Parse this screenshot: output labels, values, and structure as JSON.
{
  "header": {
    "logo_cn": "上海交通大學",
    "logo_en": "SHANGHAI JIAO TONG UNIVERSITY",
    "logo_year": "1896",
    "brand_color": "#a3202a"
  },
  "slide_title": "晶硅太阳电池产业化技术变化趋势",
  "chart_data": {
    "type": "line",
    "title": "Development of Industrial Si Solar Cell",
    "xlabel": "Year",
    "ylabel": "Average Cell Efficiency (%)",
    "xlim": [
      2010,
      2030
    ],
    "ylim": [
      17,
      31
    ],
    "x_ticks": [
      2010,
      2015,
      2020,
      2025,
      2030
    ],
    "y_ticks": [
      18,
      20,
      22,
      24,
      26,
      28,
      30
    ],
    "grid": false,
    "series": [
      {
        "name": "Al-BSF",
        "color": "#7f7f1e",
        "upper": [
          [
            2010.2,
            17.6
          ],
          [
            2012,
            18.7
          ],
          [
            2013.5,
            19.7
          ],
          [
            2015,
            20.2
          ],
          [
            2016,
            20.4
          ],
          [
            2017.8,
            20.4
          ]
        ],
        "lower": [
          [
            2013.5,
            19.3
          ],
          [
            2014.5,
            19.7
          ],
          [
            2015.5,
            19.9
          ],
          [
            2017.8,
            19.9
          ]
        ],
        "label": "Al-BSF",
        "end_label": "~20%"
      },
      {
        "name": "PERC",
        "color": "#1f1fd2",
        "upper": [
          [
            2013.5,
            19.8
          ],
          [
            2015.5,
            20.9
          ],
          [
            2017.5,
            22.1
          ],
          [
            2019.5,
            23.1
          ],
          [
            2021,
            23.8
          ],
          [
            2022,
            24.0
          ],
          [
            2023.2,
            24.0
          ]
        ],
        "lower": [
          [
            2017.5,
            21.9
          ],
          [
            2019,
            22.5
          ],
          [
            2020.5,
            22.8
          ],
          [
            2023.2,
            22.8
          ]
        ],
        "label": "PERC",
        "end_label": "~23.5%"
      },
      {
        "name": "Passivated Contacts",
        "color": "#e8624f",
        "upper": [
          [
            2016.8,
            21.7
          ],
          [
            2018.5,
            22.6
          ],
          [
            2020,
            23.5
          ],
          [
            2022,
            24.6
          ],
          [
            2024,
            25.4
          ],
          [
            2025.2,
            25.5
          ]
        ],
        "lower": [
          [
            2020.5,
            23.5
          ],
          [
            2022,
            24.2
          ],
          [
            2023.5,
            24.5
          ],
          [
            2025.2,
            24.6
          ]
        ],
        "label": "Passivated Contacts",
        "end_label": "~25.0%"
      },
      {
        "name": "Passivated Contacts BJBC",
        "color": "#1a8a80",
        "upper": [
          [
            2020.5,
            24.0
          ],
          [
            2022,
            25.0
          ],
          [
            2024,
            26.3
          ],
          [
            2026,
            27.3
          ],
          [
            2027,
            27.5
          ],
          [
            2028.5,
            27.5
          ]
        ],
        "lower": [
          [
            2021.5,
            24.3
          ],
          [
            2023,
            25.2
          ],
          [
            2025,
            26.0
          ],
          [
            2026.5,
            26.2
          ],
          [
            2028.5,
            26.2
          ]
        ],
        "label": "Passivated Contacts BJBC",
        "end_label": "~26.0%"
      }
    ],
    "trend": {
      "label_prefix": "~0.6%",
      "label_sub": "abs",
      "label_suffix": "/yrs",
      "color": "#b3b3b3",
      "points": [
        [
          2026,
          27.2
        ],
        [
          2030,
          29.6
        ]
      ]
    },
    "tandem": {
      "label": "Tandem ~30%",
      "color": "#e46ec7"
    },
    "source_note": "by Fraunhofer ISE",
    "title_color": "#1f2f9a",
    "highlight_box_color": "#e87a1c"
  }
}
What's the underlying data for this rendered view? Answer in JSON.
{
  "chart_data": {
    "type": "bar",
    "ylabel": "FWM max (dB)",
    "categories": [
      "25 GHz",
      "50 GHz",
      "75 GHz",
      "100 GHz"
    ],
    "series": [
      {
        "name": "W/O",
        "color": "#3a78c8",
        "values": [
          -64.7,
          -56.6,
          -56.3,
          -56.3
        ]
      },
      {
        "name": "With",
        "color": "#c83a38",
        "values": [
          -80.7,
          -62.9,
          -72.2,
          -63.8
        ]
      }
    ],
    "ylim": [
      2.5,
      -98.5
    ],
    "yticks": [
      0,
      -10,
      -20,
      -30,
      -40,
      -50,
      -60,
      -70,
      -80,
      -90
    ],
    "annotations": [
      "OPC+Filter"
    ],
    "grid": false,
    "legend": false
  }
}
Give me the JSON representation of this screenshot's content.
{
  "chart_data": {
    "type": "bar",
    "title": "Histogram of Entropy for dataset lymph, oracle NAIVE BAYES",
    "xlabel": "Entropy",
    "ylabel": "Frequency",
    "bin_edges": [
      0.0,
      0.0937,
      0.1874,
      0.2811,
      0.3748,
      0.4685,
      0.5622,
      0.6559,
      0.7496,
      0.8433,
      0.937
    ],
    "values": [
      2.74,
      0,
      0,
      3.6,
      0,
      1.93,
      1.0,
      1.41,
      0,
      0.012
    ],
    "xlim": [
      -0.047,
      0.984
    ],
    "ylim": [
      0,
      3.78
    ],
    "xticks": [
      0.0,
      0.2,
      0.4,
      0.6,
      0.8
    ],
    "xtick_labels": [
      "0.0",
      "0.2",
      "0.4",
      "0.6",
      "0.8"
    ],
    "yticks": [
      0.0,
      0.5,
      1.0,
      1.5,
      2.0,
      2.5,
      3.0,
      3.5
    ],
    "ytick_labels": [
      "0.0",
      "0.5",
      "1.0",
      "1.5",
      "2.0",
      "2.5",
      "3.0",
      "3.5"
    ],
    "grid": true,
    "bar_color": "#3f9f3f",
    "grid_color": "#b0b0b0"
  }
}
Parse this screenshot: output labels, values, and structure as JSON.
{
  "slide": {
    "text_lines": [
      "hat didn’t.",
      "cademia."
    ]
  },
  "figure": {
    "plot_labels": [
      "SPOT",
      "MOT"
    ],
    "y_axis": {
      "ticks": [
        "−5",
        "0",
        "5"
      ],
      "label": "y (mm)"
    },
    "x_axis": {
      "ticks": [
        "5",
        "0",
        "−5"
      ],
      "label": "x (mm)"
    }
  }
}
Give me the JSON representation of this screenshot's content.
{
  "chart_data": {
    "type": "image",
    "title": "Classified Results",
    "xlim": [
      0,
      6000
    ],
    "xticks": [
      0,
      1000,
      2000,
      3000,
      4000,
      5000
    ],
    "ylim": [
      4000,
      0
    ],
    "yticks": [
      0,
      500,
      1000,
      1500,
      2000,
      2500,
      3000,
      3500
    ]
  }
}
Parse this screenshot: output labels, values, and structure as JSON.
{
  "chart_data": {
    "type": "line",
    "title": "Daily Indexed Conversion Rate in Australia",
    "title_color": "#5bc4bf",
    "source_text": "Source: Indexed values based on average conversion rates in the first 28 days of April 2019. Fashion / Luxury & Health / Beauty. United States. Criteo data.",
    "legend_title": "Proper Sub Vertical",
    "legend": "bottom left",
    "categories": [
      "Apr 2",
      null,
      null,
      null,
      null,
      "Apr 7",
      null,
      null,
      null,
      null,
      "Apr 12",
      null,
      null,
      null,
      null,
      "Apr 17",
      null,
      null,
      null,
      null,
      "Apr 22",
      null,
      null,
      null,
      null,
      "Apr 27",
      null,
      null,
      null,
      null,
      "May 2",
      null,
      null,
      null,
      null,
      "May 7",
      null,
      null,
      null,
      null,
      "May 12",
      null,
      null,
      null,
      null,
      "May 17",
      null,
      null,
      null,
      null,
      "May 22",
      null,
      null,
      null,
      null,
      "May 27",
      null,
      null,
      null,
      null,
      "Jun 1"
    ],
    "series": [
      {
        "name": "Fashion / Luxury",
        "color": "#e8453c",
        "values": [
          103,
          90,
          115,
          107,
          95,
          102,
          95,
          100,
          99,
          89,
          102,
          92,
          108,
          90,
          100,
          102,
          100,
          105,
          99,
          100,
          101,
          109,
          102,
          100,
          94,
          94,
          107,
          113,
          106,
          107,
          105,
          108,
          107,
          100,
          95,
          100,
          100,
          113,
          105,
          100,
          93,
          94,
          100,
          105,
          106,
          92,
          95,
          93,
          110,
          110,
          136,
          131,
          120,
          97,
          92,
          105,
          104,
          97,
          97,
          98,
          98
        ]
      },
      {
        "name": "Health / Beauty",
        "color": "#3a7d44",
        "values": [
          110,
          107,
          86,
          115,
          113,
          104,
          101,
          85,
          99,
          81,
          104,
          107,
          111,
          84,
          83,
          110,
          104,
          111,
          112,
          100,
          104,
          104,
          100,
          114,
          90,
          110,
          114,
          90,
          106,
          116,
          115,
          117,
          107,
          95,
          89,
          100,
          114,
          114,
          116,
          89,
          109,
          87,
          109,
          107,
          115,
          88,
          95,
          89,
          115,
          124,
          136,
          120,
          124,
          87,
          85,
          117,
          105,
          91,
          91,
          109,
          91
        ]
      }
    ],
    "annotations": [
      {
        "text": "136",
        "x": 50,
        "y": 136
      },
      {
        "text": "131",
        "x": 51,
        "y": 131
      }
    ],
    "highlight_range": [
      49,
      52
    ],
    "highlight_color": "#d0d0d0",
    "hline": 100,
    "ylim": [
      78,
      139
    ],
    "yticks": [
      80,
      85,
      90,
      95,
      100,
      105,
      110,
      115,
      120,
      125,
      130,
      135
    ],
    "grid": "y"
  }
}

• **Exercise objective**:
Examine the listing and say how many of its lines contain the string "Luxury". Give the number alone.

• **The result**:
2